__Input__.
....

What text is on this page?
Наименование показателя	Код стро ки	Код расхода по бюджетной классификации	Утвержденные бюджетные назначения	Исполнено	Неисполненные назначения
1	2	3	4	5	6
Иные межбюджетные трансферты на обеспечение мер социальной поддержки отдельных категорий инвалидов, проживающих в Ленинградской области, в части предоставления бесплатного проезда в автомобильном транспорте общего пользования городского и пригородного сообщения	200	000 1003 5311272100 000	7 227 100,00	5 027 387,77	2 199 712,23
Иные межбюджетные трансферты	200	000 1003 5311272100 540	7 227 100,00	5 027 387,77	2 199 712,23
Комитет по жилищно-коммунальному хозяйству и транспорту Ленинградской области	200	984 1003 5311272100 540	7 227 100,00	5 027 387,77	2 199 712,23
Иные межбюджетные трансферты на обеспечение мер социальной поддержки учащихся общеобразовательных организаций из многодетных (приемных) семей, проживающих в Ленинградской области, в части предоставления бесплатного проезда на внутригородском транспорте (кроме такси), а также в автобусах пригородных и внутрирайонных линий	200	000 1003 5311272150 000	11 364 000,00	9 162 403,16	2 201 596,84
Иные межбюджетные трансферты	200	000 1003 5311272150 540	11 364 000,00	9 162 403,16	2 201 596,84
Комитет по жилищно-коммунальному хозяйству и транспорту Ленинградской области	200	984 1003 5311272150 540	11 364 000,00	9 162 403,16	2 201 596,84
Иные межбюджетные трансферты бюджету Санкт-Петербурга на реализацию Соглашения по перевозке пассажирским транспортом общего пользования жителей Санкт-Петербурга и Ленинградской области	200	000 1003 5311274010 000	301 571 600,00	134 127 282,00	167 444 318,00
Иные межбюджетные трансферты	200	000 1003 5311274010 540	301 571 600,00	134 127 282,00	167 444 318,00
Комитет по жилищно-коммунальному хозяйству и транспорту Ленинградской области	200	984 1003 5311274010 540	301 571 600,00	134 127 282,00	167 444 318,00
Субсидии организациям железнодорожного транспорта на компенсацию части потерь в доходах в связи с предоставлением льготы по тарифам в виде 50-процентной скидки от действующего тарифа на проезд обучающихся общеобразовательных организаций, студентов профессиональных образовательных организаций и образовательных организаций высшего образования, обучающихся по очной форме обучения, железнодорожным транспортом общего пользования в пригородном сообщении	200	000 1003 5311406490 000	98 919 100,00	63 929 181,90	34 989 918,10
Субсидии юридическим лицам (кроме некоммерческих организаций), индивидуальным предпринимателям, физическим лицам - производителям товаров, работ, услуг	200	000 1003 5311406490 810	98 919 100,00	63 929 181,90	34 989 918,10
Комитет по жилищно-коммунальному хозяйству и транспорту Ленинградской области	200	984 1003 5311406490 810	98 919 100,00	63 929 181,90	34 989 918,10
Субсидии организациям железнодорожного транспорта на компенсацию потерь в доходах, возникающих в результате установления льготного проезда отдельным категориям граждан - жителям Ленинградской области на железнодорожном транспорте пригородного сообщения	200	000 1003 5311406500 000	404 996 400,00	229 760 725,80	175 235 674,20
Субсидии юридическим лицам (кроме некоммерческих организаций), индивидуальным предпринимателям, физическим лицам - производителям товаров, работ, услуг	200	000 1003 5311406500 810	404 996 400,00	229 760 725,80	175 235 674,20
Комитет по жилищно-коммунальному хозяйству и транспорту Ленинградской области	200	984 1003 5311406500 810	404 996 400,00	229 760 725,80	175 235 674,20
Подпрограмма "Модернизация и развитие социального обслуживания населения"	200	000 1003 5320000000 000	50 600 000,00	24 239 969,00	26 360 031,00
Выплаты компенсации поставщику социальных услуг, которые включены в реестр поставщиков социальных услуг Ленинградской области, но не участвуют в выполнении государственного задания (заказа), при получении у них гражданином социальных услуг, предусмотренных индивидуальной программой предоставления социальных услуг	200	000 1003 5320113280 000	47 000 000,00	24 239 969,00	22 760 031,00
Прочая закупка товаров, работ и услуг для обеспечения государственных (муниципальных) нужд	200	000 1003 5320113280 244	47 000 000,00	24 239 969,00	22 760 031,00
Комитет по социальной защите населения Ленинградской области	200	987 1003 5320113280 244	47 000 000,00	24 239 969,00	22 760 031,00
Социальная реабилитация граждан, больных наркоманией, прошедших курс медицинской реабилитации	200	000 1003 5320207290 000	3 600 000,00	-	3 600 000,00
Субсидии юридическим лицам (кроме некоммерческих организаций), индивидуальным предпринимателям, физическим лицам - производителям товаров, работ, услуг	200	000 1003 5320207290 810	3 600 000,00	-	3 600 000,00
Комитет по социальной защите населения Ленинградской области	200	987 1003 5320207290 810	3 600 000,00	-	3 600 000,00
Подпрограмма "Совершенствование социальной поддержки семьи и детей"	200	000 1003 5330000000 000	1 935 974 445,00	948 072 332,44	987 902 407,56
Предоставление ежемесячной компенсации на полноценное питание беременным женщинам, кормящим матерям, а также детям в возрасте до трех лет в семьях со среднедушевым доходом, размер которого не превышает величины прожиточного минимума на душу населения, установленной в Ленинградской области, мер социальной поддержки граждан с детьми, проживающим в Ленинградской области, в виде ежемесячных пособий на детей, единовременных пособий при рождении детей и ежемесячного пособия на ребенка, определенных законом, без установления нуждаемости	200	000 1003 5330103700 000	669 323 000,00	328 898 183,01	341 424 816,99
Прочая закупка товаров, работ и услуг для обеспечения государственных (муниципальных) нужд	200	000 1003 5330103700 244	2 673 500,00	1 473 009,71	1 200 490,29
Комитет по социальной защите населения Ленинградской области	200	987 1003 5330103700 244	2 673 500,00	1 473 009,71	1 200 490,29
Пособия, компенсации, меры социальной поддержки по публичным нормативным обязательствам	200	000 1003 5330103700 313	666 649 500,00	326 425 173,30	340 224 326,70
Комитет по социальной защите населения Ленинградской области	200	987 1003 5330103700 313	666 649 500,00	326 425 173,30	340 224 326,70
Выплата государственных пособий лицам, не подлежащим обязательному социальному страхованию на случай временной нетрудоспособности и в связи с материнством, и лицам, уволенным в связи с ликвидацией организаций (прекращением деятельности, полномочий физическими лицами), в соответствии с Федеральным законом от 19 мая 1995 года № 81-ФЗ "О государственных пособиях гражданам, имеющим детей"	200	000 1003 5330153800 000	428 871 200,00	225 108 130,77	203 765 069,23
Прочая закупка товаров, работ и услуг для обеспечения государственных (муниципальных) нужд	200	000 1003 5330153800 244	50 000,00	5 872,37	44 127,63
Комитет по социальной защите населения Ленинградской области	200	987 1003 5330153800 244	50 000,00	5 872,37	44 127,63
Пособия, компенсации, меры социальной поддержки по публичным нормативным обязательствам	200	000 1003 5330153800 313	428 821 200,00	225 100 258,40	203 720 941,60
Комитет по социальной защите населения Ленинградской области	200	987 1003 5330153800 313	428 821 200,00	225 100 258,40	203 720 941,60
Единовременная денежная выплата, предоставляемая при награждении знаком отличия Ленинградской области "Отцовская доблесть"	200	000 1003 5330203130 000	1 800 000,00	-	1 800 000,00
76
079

....

__Stated task__. Show every line in the entries where the string "обязательствам" occurs.

__Task output__.
Пособия, компенсации, меры социальной поддержки по публичным нормативным обязательствам	200	000 1003 5330103700 313	666 649 500,00	326 425 173,30	340 224 326,70
Пособия, компенсации, меры социальной поддержки по публичным нормативным обязательствам	200	000 1003 5330153800 313	428 821 200,00	225 100 258,40	203 720 941,60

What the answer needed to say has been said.